*Input rows:*
..............................
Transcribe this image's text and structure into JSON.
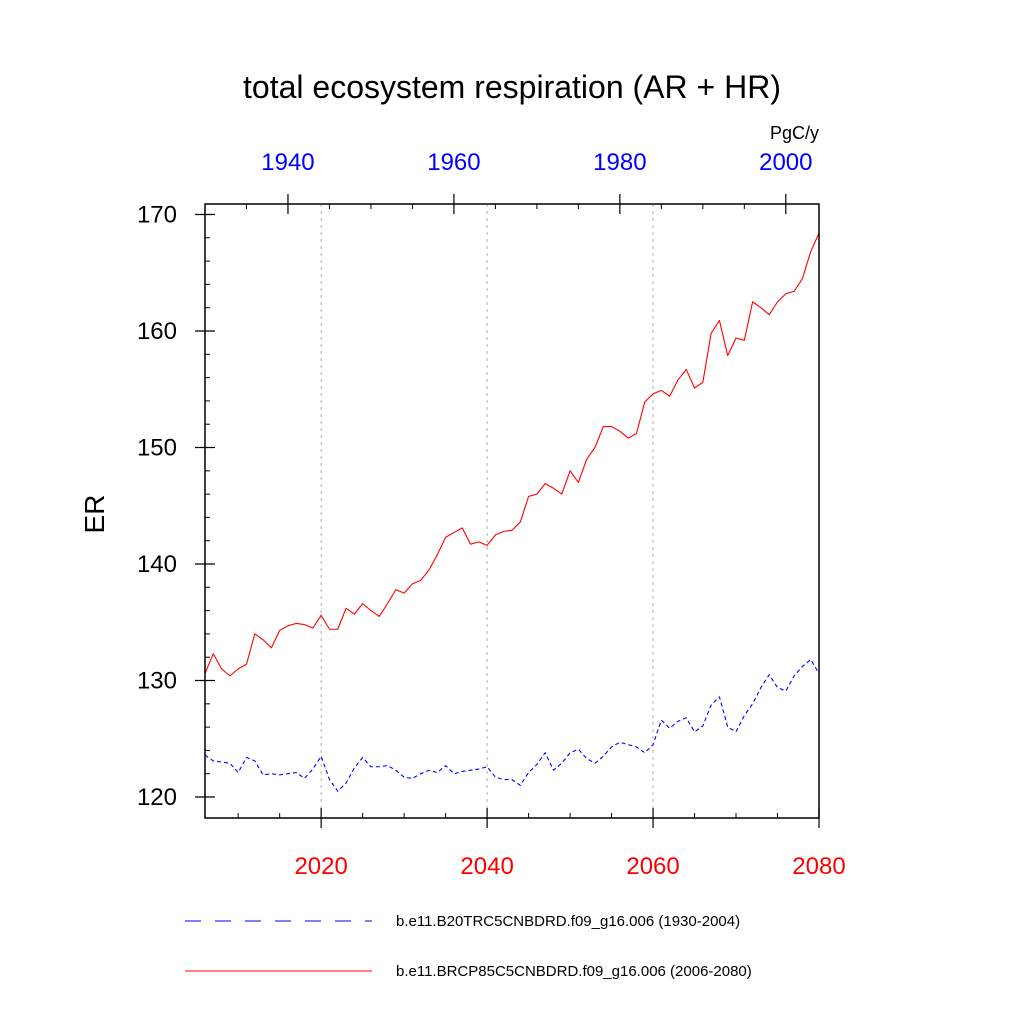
{
  "chart_data": {
    "type": "line",
    "title": "total ecosystem respiration (AR + HR)",
    "ylabel": "ER",
    "units": "PgC/y",
    "ylim": [
      118.2,
      170.9
    ],
    "y_ticks": [
      120,
      130,
      140,
      150,
      160,
      170
    ],
    "bottom_axis": {
      "range": [
        2006,
        2080
      ],
      "ticks": [
        2020,
        2040,
        2060,
        2080
      ],
      "color": "#ff0000"
    },
    "top_axis": {
      "range": [
        1930,
        2004
      ],
      "ticks": [
        1940,
        1960,
        1980,
        2000
      ],
      "color": "#0000ff"
    },
    "grid": "vertical dotted lines at bottom-axis ticks",
    "legend_position": "bottom",
    "series": [
      {
        "name": "b.e11.B20TRC5CNBDRD.f09_g16.006 (1930-2004)",
        "color": "#0000ff",
        "dash": "dashed",
        "x": [
          1930,
          1931,
          1932,
          1933,
          1934,
          1935,
          1936,
          1937,
          1938,
          1939,
          1940,
          1941,
          1942,
          1943,
          1944,
          1945,
          1946,
          1947,
          1948,
          1949,
          1950,
          1951,
          1952,
          1953,
          1954,
          1955,
          1956,
          1957,
          1958,
          1959,
          1960,
          1961,
          1962,
          1963,
          1964,
          1965,
          1966,
          1967,
          1968,
          1969,
          1970,
          1971,
          1972,
          1973,
          1974,
          1975,
          1976,
          1977,
          1978,
          1979,
          1980,
          1981,
          1982,
          1983,
          1984,
          1985,
          1986,
          1987,
          1988,
          1989,
          1990,
          1991,
          1992,
          1993,
          1994,
          1995,
          1996,
          1997,
          1998,
          1999,
          2000,
          2001,
          2002,
          2003,
          2004
        ],
        "values": [
          123.6,
          123.1,
          123.0,
          122.9,
          122.1,
          123.4,
          123.1,
          121.9,
          122.0,
          121.9,
          122.0,
          122.1,
          121.6,
          122.4,
          123.5,
          121.5,
          120.5,
          121.2,
          122.5,
          123.4,
          122.6,
          122.6,
          122.7,
          122.3,
          121.7,
          121.6,
          122.0,
          122.3,
          122.1,
          122.7,
          122.0,
          122.2,
          122.3,
          122.4,
          122.6,
          121.7,
          121.5,
          121.5,
          121.0,
          122.1,
          122.8,
          123.8,
          122.3,
          122.9,
          123.8,
          124.1,
          123.3,
          122.9,
          123.5,
          124.3,
          124.7,
          124.5,
          124.3,
          123.8,
          124.5,
          126.6,
          125.9,
          126.5,
          126.8,
          125.6,
          126.1,
          127.9,
          128.6,
          126.0,
          125.6,
          127.0,
          128.0,
          129.4,
          130.5,
          129.4,
          129.1,
          130.4,
          131.2,
          131.8,
          130.6
        ]
      },
      {
        "name": "b.e11.BRCP85C5CNBDRD.f09_g16.006 (2006-2080)",
        "color": "#ff0000",
        "dash": "solid",
        "x": [
          2006,
          2007,
          2008,
          2009,
          2010,
          2011,
          2012,
          2013,
          2014,
          2015,
          2016,
          2017,
          2018,
          2019,
          2020,
          2021,
          2022,
          2023,
          2024,
          2025,
          2026,
          2027,
          2028,
          2029,
          2030,
          2031,
          2032,
          2033,
          2034,
          2035,
          2036,
          2037,
          2038,
          2039,
          2040,
          2041,
          2042,
          2043,
          2044,
          2045,
          2046,
          2047,
          2048,
          2049,
          2050,
          2051,
          2052,
          2053,
          2054,
          2055,
          2056,
          2057,
          2058,
          2059,
          2060,
          2061,
          2062,
          2063,
          2064,
          2065,
          2066,
          2067,
          2068,
          2069,
          2070,
          2071,
          2072,
          2073,
          2074,
          2075,
          2076,
          2077,
          2078,
          2079,
          2080
        ],
        "values": [
          130.6,
          132.3,
          131.0,
          130.4,
          131.0,
          131.4,
          134.0,
          133.5,
          132.8,
          134.3,
          134.7,
          134.9,
          134.8,
          134.5,
          135.6,
          134.4,
          134.4,
          136.2,
          135.7,
          136.6,
          136.0,
          135.5,
          136.6,
          137.8,
          137.5,
          138.3,
          138.6,
          139.5,
          140.8,
          142.3,
          142.7,
          143.1,
          141.7,
          141.9,
          141.6,
          142.5,
          142.8,
          142.9,
          143.6,
          145.8,
          146.0,
          146.9,
          146.5,
          146.0,
          148.0,
          147.0,
          149.0,
          150.0,
          151.8,
          151.8,
          151.4,
          150.8,
          151.2,
          153.9,
          154.6,
          154.9,
          154.4,
          155.8,
          156.7,
          155.1,
          155.6,
          159.8,
          160.9,
          157.9,
          159.4,
          159.2,
          162.5,
          162.0,
          161.4,
          162.5,
          163.2,
          163.4,
          164.5,
          166.8,
          168.4
        ]
      }
    ]
  }
}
..............................
*Required task:*
Repeat all the records above exactly, leaving out any pictures.

*Problem solution:*
Transcribe this image's text and structure into JSON.
{
  "chart_data": {
    "type": "line",
    "title": "total ecosystem respiration (AR + HR)",
    "ylabel": "ER",
    "units": "PgC/y",
    "ylim": [
      118.2,
      170.9
    ],
    "y_ticks": [
      120,
      130,
      140,
      150,
      160,
      170
    ],
    "bottom_axis": {
      "range": [
        2006,
        2080
      ],
      "ticks": [
        2020,
        2040,
        2060,
        2080
      ],
      "color": "#ff0000"
    },
    "top_axis": {
      "range": [
        1930,
        2004
      ],
      "ticks": [
        1940,
        1960,
        1980,
        2000
      ],
      "color": "#0000ff"
    },
    "grid": "vertical dotted lines at bottom-axis ticks",
    "legend_position": "bottom",
    "series": [
      {
        "name": "b.e11.B20TRC5CNBDRD.f09_g16.006 (1930-2004)",
        "color": "#0000ff",
        "dash": "dashed",
        "x": [
          1930,
          1931,
          1932,
          1933,
          1934,
          1935,
          1936,
          1937,
          1938,
          1939,
          1940,
          1941,
          1942,
          1943,
          1944,
          1945,
          1946,
          1947,
          1948,
          1949,
          1950,
          1951,
          1952,
          1953,
          1954,
          1955,
          1956,
          1957,
          1958,
          1959,
          1960,
          1961,
          1962,
          1963,
          1964,
          1965,
          1966,
          1967,
          1968,
          1969,
          1970,
          1971,
          1972,
          1973,
          1974,
          1975,
          1976,
          1977,
          1978,
          1979,
          1980,
          1981,
          1982,
          1983,
          1984,
          1985,
          1986,
          1987,
          1988,
          1989,
          1990,
          1991,
          1992,
          1993,
          1994,
          1995,
          1996,
          1997,
          1998,
          1999,
          2000,
          2001,
          2002,
          2003,
          2004
        ],
        "values": [
          123.6,
          123.1,
          123.0,
          122.9,
          122.1,
          123.4,
          123.1,
          121.9,
          122.0,
          121.9,
          122.0,
          122.1,
          121.6,
          122.4,
          123.5,
          121.5,
          120.5,
          121.2,
          122.5,
          123.4,
          122.6,
          122.6,
          122.7,
          122.3,
          121.7,
          121.6,
          122.0,
          122.3,
          122.1,
          122.7,
          122.0,
          122.2,
          122.3,
          122.4,
          122.6,
          121.7,
          121.5,
          121.5,
          121.0,
          122.1,
          122.8,
          123.8,
          122.3,
          122.9,
          123.8,
          124.1,
          123.3,
          122.9,
          123.5,
          124.3,
          124.7,
          124.5,
          124.3,
          123.8,
          124.5,
          126.6,
          125.9,
          126.5,
          126.8,
          125.6,
          126.1,
          127.9,
          128.6,
          126.0,
          125.6,
          127.0,
          128.0,
          129.4,
          130.5,
          129.4,
          129.1,
          130.4,
          131.2,
          131.8,
          130.6
        ]
      },
      {
        "name": "b.e11.BRCP85C5CNBDRD.f09_g16.006 (2006-2080)",
        "color": "#ff0000",
        "dash": "solid",
        "x": [
          2006,
          2007,
          2008,
          2009,
          2010,
          2011,
          2012,
          2013,
          2014,
          2015,
          2016,
          2017,
          2018,
          2019,
          2020,
          2021,
          2022,
          2023,
          2024,
          2025,
          2026,
          2027,
          2028,
          2029,
          2030,
          2031,
          2032,
          2033,
          2034,
          2035,
          2036,
          2037,
          2038,
          2039,
          2040,
          2041,
          2042,
          2043,
          2044,
          2045,
          2046,
          2047,
          2048,
          2049,
          2050,
          2051,
          2052,
          2053,
          2054,
          2055,
          2056,
          2057,
          2058,
          2059,
          2060,
          2061,
          2062,
          2063,
          2064,
          2065,
          2066,
          2067,
          2068,
          2069,
          2070,
          2071,
          2072,
          2073,
          2074,
          2075,
          2076,
          2077,
          2078,
          2079,
          2080
        ],
        "values": [
          130.6,
          132.3,
          131.0,
          130.4,
          131.0,
          131.4,
          134.0,
          133.5,
          132.8,
          134.3,
          134.7,
          134.9,
          134.8,
          134.5,
          135.6,
          134.4,
          134.4,
          136.2,
          135.7,
          136.6,
          136.0,
          135.5,
          136.6,
          137.8,
          137.5,
          138.3,
          138.6,
          139.5,
          140.8,
          142.3,
          142.7,
          143.1,
          141.7,
          141.9,
          141.6,
          142.5,
          142.8,
          142.9,
          143.6,
          145.8,
          146.0,
          146.9,
          146.5,
          146.0,
          148.0,
          147.0,
          149.0,
          150.0,
          151.8,
          151.8,
          151.4,
          150.8,
          151.2,
          153.9,
          154.6,
          154.9,
          154.4,
          155.8,
          156.7,
          155.1,
          155.6,
          159.8,
          160.9,
          157.9,
          159.4,
          159.2,
          162.5,
          162.0,
          161.4,
          162.5,
          163.2,
          163.4,
          164.5,
          166.8,
          168.4
        ]
      }
    ]
  }
}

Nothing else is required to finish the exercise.